— BEGIN —

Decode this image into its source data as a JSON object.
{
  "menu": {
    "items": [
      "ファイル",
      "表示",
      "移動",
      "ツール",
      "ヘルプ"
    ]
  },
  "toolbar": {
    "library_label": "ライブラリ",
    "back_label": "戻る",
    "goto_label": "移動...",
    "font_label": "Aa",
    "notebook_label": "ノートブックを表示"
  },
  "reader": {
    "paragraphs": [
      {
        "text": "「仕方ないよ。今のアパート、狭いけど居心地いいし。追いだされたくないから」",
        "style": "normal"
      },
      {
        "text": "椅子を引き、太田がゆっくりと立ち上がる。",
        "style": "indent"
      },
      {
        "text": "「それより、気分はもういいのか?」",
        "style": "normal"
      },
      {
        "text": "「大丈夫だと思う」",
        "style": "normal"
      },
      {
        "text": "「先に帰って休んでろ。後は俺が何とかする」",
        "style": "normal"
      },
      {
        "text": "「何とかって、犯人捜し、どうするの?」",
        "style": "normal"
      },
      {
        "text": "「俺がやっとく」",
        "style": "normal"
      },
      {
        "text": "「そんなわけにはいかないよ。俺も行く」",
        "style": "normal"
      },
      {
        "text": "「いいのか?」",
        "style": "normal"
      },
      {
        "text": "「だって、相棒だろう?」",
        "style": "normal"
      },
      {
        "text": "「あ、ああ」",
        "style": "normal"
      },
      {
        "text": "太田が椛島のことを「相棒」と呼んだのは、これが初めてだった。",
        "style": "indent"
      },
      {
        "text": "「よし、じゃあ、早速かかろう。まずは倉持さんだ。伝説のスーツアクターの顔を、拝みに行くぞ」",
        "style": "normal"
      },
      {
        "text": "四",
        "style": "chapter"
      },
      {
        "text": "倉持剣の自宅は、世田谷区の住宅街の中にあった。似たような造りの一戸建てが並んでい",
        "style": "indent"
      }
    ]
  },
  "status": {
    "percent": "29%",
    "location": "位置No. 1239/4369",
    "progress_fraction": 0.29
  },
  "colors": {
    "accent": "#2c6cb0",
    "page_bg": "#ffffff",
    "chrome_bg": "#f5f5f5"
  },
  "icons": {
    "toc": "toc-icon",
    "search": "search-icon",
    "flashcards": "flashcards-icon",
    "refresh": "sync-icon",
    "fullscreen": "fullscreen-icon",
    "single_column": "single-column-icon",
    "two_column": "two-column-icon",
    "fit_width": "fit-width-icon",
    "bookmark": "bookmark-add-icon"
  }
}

— END —

§ **What this task involves**
Every record should be repeated exactly; please leave none out.

§ **Exercise answer**
Decode this image into its source data as a JSON object.
{
  "menu": {
    "items": [
      "ファイル",
      "表示",
      "移動",
      "ツール",
      "ヘルプ"
    ]
  },
  "toolbar": {
    "library_label": "ライブラリ",
    "back_label": "戻る",
    "goto_label": "移動...",
    "font_label": "Aa",
    "notebook_label": "ノートブックを表示"
  },
  "reader": {
    "paragraphs": [
      {
        "text": "「仕方ないよ。今のアパート、狭いけど居心地いいし。追いだされたくないから」",
        "style": "normal"
      },
      {
        "text": "椅子を引き、太田がゆっくりと立ち上がる。",
        "style": "indent"
      },
      {
        "text": "「それより、気分はもういいのか?」",
        "style": "normal"
      },
      {
        "text": "「大丈夫だと思う」",
        "style": "normal"
      },
      {
        "text": "「先に帰って休んでろ。後は俺が何とかする」",
        "style": "normal"
      },
      {
        "text": "「何とかって、犯人捜し、どうするの?」",
        "style": "normal"
      },
      {
        "text": "「俺がやっとく」",
        "style": "normal"
      },
      {
        "text": "「そんなわけにはいかないよ。俺も行く」",
        "style": "normal"
      },
      {
        "text": "「いいのか?」",
        "style": "normal"
      },
      {
        "text": "「だって、相棒だろう?」",
        "style": "normal"
      },
      {
        "text": "「あ、ああ」",
        "style": "normal"
      },
      {
        "text": "太田が椛島のことを「相棒」と呼んだのは、これが初めてだった。",
        "style": "indent"
      },
      {
        "text": "「よし、じゃあ、早速かかろう。まずは倉持さんだ。伝説のスーツアクターの顔を、拝みに行くぞ」",
        "style": "normal"
      },
      {
        "text": "四",
        "style": "chapter"
      },
      {
        "text": "倉持剣の自宅は、世田谷区の住宅街の中にあった。似たような造りの一戸建てが並んでい",
        "style": "indent"
      }
    ]
  },
  "status": {
    "percent": "29%",
    "location": "位置No. 1239/4369",
    "progress_fraction": 0.29
  },
  "colors": {
    "accent": "#2c6cb0",
    "page_bg": "#ffffff",
    "chrome_bg": "#f5f5f5"
  },
  "icons": {
    "toc": "toc-icon",
    "search": "search-icon",
    "flashcards": "flashcards-icon",
    "refresh": "sync-icon",
    "fullscreen": "fullscreen-icon",
    "single_column": "single-column-icon",
    "two_column": "two-column-icon",
    "fit_width": "fit-width-icon",
    "bookmark": "bookmark-add-icon"
  }
}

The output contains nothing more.